ASSIGNMENT: What you write must match the records exactly, except for the images, which are left out.

======== DATA UNDER STUDY ========

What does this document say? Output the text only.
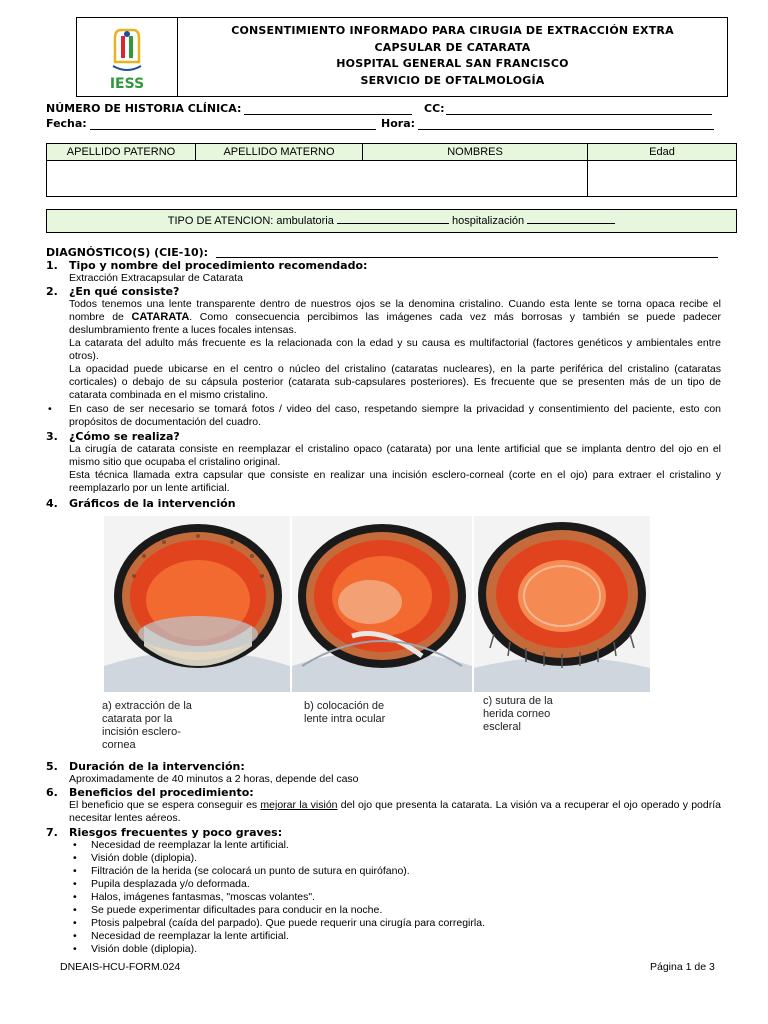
IESS
CONSENTIMIENTO INFORMADO PARA CIRUGIA DE EXTRACCIÓN EXTRA
CAPSULAR DE CATARATA
HOSPITAL GENERAL SAN FRANCISCO
SERVICIO DE OFTALMOLOGÍA
NÚMERO DE HISTORIA CLÍNICA:	CC:
Fecha:	Hora:
APELLIDO PATERNO	APELLIDO MATERNO	NOMBRES	Edad
TIPO DE ATENCION: ambulatoria	hospitalización
DIAGNÓSTICO(S) (CIE-10):
1. Tipo y nombre del procedimiento recomendado:
Extracción Extracapsular de Catarata
2. ¿En qué consiste?
Todos tenemos una lente transparente dentro de nuestros ojos se la denomina cristalino. Cuando esta lente se torna opaca recibe el nombre de CATARATA. Como consecuencia percibimos las imágenes cada vez más borrosas y también se puede padecer deslumbramiento frente a luces focales intensas.
La catarata del adulto más frecuente es la relacionada con la edad y su causa es multifactorial (factores genéticos y ambientales entre otros).
La opacidad puede ubicarse en el centro o núcleo del cristalino (cataratas nucleares), en la parte periférica del cristalino (cataratas corticales) o debajo de su cápsula posterior (catarata sub-capsulares posteriores). Es frecuente que se presenten más de un tipo de catarata combinada en el mismo cristalino.
• En caso de ser necesario se tomará fotos / video del caso, respetando siempre la privacidad y consentimiento del paciente, esto con propósitos de documentación del cuadro.
3. ¿Cómo se realiza?
La cirugía de catarata consiste en reemplazar el cristalino opaco (catarata) por una lente artificial que se implanta dentro del ojo en el mismo sitio que ocupaba el cristalino original.
Esta técnica llamada extra capsular que consiste en realizar una incisión esclero-corneal (corte en el ojo) para extraer el cristalino y reemplazarlo por un lente artificial.
4. Gráficos de la intervención
a) extracción de la catarata por la incisión esclero-cornea
b) colocación de lente intra ocular
c) sutura de la herida corneo escleral
5. Duración de la intervención:
Aproximadamente de 40 minutos a 2 horas, depende del caso
6. Beneficios del procedimiento:
El beneficio que se espera conseguir es mejorar la visión del ojo que presenta la catarata. La visión va a recuperar el ojo operado y podría necesitar lentes aéreos.
7. Riesgos frecuentes y poco graves:
• Necesidad de reemplazar la lente artificial.
• Visión doble (diplopia).
• Filtración de la herida (se colocará un punto de sutura en quirófano).
• Pupila desplazada y/o deformada.
• Halos, imágenes fantasmas, "moscas volantes".
• Se puede experimentar dificultades para conducir en la noche.
• Ptosis palpebral (caída del parpado). Que puede requerir una cirugía para corregirla.
• Necesidad de reemplazar la lente artificial.
• Visión doble (diplopia).
DNEAIS-HCU-FORM.024	Página 1 de 3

========

RESPONSE TO THIS EXERCISE:
What does this document say? Output the text only.
IESS
CONSENTIMIENTO INFORMADO PARA CIRUGIA DE EXTRACCIÓN EXTRA
CAPSULAR DE CATARATA
HOSPITAL GENERAL SAN FRANCISCO
SERVICIO DE OFTALMOLOGÍA
NÚMERO DE HISTORIA CLÍNICA:	CC:
Fecha:	Hora:
APELLIDO PATERNO	APELLIDO MATERNO	NOMBRES	Edad
TIPO DE ATENCION: ambulatoria	hospitalización
DIAGNÓSTICO(S) (CIE-10):
1. Tipo y nombre del procedimiento recomendado:
Extracción Extracapsular de Catarata
2. ¿En qué consiste?
Todos tenemos una lente transparente dentro de nuestros ojos se la denomina cristalino. Cuando esta lente se torna opaca recibe el nombre de CATARATA. Como consecuencia percibimos las imágenes cada vez más borrosas y también se puede padecer deslumbramiento frente a luces focales intensas.
La catarata del adulto más frecuente es la relacionada con la edad y su causa es multifactorial (factores genéticos y ambientales entre otros).
La opacidad puede ubicarse en el centro o núcleo del cristalino (cataratas nucleares), en la parte periférica del cristalino (cataratas corticales) o debajo de su cápsula posterior (catarata sub-capsulares posteriores). Es frecuente que se presenten más de un tipo de catarata combinada en el mismo cristalino.
• En caso de ser necesario se tomará fotos / video del caso, respetando siempre la privacidad y consentimiento del paciente, esto con propósitos de documentación del cuadro.
3. ¿Cómo se realiza?
La cirugía de catarata consiste en reemplazar el cristalino opaco (catarata) por una lente artificial que se implanta dentro del ojo en el mismo sitio que ocupaba el cristalino original.
Esta técnica llamada extra capsular que consiste en realizar una incisión esclero-corneal (corte en el ojo) para extraer el cristalino y reemplazarlo por un lente artificial.
4. Gráficos de la intervención
a) extracción de la catarata por la incisión esclero-cornea
b) colocación de lente intra ocular
c) sutura de la herida corneo escleral
5. Duración de la intervención:
Aproximadamente de 40 minutos a 2 horas, depende del caso
6. Beneficios del procedimiento:
El beneficio que se espera conseguir es mejorar la visión del ojo que presenta la catarata. La visión va a recuperar el ojo operado y podría necesitar lentes aéreos.
7. Riesgos frecuentes y poco graves:
• Necesidad de reemplazar la lente artificial.
• Visión doble (diplopia).
• Filtración de la herida (se colocará un punto de sutura en quirófano).
• Pupila desplazada y/o deformada.
• Halos, imágenes fantasmas, "moscas volantes".
• Se puede experimentar dificultades para conducir en la noche.
• Ptosis palpebral (caída del parpado). Que puede requerir una cirugía para corregirla.
• Necesidad de reemplazar la lente artificial.
• Visión doble (diplopia).
DNEAIS-HCU-FORM.024	Página 1 de 3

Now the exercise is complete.